┌─ RAW DATA

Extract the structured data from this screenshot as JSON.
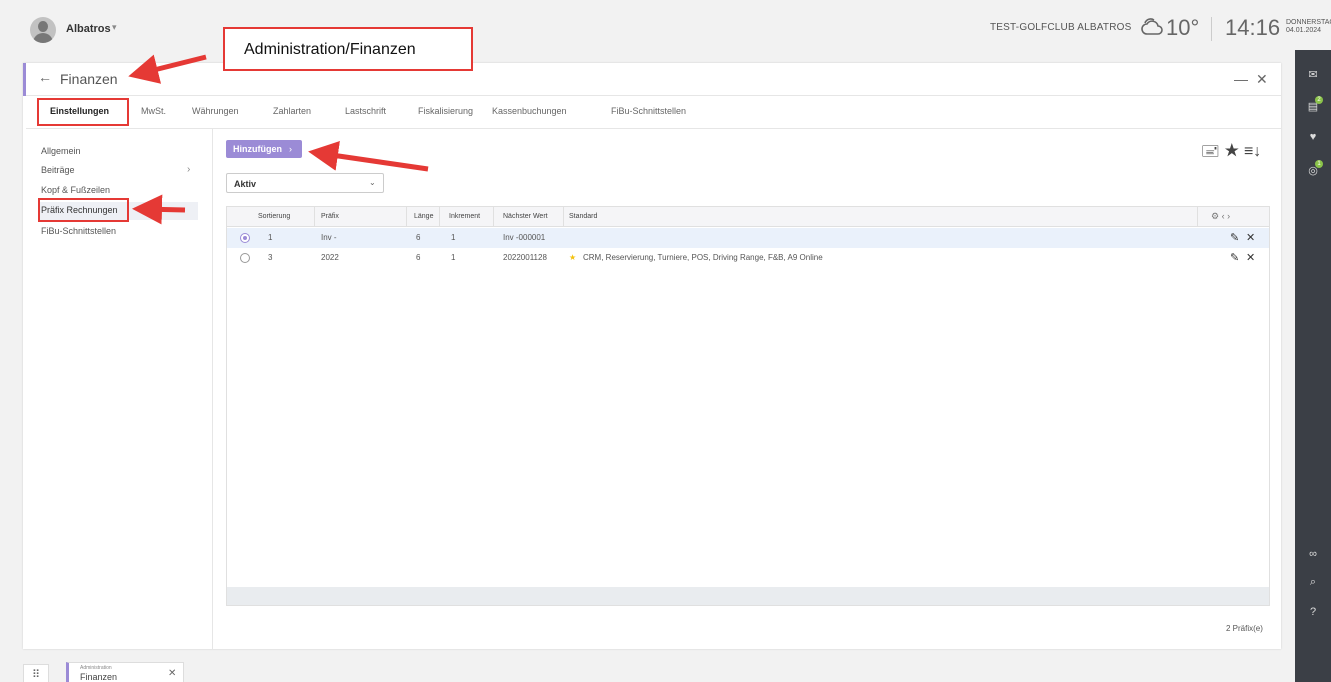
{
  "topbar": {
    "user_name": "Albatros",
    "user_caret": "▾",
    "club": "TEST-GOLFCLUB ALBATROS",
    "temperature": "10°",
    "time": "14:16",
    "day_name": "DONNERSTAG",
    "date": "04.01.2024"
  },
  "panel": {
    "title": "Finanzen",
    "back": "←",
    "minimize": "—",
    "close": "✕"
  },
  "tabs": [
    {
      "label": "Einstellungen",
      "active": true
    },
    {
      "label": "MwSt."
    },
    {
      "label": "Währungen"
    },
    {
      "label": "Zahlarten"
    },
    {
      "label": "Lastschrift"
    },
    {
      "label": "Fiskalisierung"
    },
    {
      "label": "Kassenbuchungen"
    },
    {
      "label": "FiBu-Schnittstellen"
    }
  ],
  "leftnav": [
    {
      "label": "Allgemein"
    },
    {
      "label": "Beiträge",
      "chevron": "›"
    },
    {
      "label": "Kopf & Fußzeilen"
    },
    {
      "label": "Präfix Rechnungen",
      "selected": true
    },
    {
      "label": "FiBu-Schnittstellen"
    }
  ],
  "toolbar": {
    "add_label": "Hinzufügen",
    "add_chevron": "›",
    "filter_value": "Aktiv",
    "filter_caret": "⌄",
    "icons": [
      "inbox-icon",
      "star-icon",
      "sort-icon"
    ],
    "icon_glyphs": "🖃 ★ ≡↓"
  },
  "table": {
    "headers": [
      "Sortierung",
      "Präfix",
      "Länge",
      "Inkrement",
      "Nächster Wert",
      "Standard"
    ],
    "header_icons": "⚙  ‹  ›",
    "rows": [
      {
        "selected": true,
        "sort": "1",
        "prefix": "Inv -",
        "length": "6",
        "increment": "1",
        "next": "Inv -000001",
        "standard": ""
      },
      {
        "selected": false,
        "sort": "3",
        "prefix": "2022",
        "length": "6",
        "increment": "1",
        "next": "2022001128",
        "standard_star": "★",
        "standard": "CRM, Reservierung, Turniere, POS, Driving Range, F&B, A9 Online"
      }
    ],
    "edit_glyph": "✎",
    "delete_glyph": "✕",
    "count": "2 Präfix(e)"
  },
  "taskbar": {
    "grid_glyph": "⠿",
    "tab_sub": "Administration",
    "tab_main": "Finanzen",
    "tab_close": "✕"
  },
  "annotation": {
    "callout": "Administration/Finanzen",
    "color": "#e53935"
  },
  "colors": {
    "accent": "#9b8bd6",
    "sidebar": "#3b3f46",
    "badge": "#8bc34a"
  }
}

└─
┌─ RAW DATA

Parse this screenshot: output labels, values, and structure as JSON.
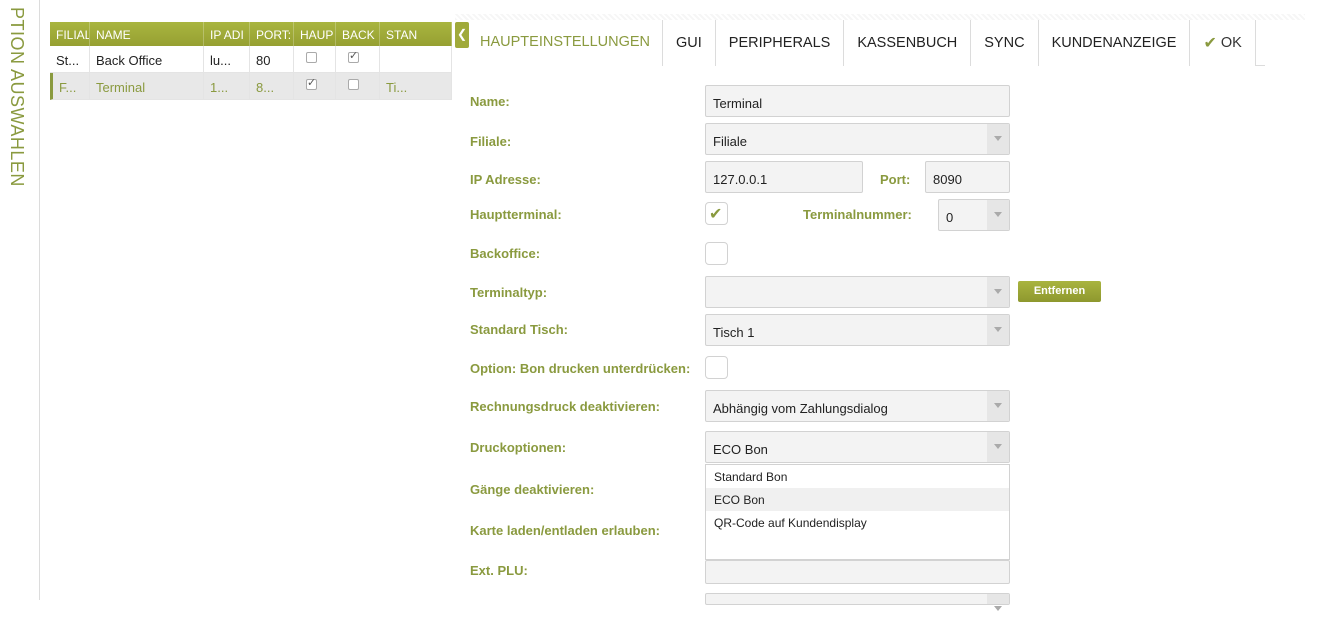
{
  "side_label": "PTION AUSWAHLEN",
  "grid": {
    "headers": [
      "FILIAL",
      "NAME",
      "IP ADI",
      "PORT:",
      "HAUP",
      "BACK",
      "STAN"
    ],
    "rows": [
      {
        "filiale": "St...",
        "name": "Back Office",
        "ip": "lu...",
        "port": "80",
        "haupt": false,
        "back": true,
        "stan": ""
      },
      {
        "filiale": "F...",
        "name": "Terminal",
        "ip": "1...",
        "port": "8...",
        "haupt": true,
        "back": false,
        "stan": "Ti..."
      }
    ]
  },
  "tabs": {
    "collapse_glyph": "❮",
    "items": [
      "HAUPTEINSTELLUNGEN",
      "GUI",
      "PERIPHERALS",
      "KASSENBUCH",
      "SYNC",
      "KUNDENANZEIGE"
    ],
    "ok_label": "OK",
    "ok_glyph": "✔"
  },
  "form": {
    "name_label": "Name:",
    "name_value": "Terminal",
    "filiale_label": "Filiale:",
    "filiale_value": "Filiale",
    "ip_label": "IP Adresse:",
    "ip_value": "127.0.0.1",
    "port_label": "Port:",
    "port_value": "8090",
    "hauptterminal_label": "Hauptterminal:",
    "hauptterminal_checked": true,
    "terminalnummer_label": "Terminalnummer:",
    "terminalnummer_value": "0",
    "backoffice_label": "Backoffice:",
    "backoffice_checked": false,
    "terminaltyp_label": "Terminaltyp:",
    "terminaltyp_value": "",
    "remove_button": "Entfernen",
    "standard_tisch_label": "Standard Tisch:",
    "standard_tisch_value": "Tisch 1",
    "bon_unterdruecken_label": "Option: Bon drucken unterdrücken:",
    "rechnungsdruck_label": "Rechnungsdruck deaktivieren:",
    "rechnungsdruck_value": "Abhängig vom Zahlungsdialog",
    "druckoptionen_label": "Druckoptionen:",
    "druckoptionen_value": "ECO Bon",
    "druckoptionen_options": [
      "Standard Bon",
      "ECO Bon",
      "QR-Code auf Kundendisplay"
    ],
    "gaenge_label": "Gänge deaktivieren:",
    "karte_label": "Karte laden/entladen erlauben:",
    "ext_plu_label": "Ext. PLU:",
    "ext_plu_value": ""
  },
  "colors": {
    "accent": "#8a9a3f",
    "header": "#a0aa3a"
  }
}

└─

- **WHAT IS NEEDED**
Find the word "selected" in the entries above and gather every line that holds it.

- **FINAL RESULT**
      "selected": true
        "selected": true,
        "selected": false,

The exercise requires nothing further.